Malcolm "Malc" McGookin (born 1956 in Kilwinning, Scotland) is a British cartoonist also known for his work as an animator and illustrator. He immigrated to Australia in 1995 and presently lives in Brisbane, Australia.

Cartooning career

Malc McGookin began cartooning as a teenager working for the Ardrossan and Saltcoats Herald in Scotland. By 18 he had his first regular feature in the British weekly magazine, Tit-Bits. In the late 1970s. After attending college to develop an animation showreel, Malcolm undertook a career at Cosgrove Hall, starting out as an animation assistant, later to become a Key Animator and scriptwriter, a period he still refers to as "the best six years of my professional life". Malcolm emigrated to Australia as an animator and scriptwriter for various TV series, a move he came to regret, later referencing his employers as "the worst TV cartoon producers in the history of the world". Nevertheless, Malcolm loved Australia itself and moved to Queensland, where he returned to drawing gag cartoons and comic strips. To date, his clients have included magazines such as Prospect and Private Eye as well as the now defunct News Of The World and many other Fleet Street papers. Malc presently works as an editorial cartoonist for the Sunday Mail in Brisbane, as well as producing animation for international corporate clients.

— DATA SECTION —
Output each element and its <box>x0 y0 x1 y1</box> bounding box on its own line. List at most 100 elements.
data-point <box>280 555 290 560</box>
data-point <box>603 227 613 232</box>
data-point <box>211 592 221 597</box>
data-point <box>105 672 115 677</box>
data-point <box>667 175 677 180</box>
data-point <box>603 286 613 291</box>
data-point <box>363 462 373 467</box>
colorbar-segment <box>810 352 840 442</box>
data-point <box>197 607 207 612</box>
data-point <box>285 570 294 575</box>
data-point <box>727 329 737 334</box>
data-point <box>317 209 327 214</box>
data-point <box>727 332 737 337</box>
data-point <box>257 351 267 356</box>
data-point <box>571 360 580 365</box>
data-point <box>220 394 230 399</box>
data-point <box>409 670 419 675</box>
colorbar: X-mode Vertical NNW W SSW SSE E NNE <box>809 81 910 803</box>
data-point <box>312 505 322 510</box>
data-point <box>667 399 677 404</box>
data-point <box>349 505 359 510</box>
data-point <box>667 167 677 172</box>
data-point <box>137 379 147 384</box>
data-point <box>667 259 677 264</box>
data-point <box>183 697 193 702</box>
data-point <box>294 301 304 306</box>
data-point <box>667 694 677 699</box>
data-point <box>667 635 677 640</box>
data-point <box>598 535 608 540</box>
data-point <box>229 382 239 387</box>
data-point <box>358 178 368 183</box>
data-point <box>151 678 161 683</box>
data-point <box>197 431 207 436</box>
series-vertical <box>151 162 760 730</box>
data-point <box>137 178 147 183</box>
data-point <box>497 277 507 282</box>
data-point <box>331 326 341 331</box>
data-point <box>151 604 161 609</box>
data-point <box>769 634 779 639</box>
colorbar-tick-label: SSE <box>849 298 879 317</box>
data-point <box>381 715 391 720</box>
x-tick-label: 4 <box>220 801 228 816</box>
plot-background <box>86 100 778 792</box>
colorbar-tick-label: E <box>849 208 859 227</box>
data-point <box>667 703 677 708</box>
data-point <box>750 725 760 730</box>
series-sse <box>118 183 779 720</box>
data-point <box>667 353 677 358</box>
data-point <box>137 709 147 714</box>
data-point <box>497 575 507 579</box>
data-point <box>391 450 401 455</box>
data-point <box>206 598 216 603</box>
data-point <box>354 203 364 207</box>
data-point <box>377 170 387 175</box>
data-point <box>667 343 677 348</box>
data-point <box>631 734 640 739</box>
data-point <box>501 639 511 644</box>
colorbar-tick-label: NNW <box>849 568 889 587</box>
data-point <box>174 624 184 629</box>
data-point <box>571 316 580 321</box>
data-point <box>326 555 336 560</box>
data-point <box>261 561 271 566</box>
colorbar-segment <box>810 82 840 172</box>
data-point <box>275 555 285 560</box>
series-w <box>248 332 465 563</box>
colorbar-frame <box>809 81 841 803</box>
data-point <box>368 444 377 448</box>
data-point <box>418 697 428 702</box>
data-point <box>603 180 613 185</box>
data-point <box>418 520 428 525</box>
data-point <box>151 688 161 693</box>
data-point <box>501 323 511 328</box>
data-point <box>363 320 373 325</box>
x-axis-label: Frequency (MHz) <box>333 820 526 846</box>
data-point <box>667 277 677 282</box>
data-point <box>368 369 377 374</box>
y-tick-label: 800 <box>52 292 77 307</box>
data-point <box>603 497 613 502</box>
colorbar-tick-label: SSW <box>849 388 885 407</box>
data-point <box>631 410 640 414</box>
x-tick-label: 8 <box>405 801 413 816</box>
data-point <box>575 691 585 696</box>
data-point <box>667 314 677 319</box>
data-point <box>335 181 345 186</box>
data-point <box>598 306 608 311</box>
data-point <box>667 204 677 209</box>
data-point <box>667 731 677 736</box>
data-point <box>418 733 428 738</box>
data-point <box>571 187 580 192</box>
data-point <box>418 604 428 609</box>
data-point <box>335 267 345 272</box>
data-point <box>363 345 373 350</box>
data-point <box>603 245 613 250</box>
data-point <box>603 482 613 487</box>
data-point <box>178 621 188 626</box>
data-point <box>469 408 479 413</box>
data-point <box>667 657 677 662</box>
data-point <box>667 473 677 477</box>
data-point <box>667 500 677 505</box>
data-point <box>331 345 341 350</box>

— WHAT TO PRODUCE —
Continue the biography of cartoonist Malc McGookin from the point where it stops.

— RESPONSE TO THE TASK —
Animation career

As an Animation Director
Tabaluga
Samuel and Nina

As a screenwriter
Avenger Penguins
Billy the Cat
Sooty's Amazing Adventures

As an animator
Count Duckula
Crocadoo
Danger Mouse
Digswell Dog Show
Dreamtime Stories
Gloria's House
Li'l Elvis Jones and the Truckstoppers
Skippy: Adventures in Bushtown
Tabaluga
Victor and Hugo
Roald Dahl's The BFG (feature film version)

Other works
Malcolm McGookin has contributed illustrations to the Darwin Awards series of books, as well as the books It's Alive, Felonious Failures, and Warris the Weed.

Personal life
McGookin is married, with three sons, and he has mentioned music and football to be among his hobbies.  He grew up wanting to be a pro footballer, but gave up that ambition in his mid twenties after suffering a serious knee injury during a college fixture. Malcolm continued playing open age amateur football until the age of 40, before switching to coaching football over the last fifteen years. He has recently undertaken his UEFA International Coaching Licence

Books
Cartoon Compilations

Cap'n Codd,  2002. (eBook)
Gobbledegook,  2003. (eBook)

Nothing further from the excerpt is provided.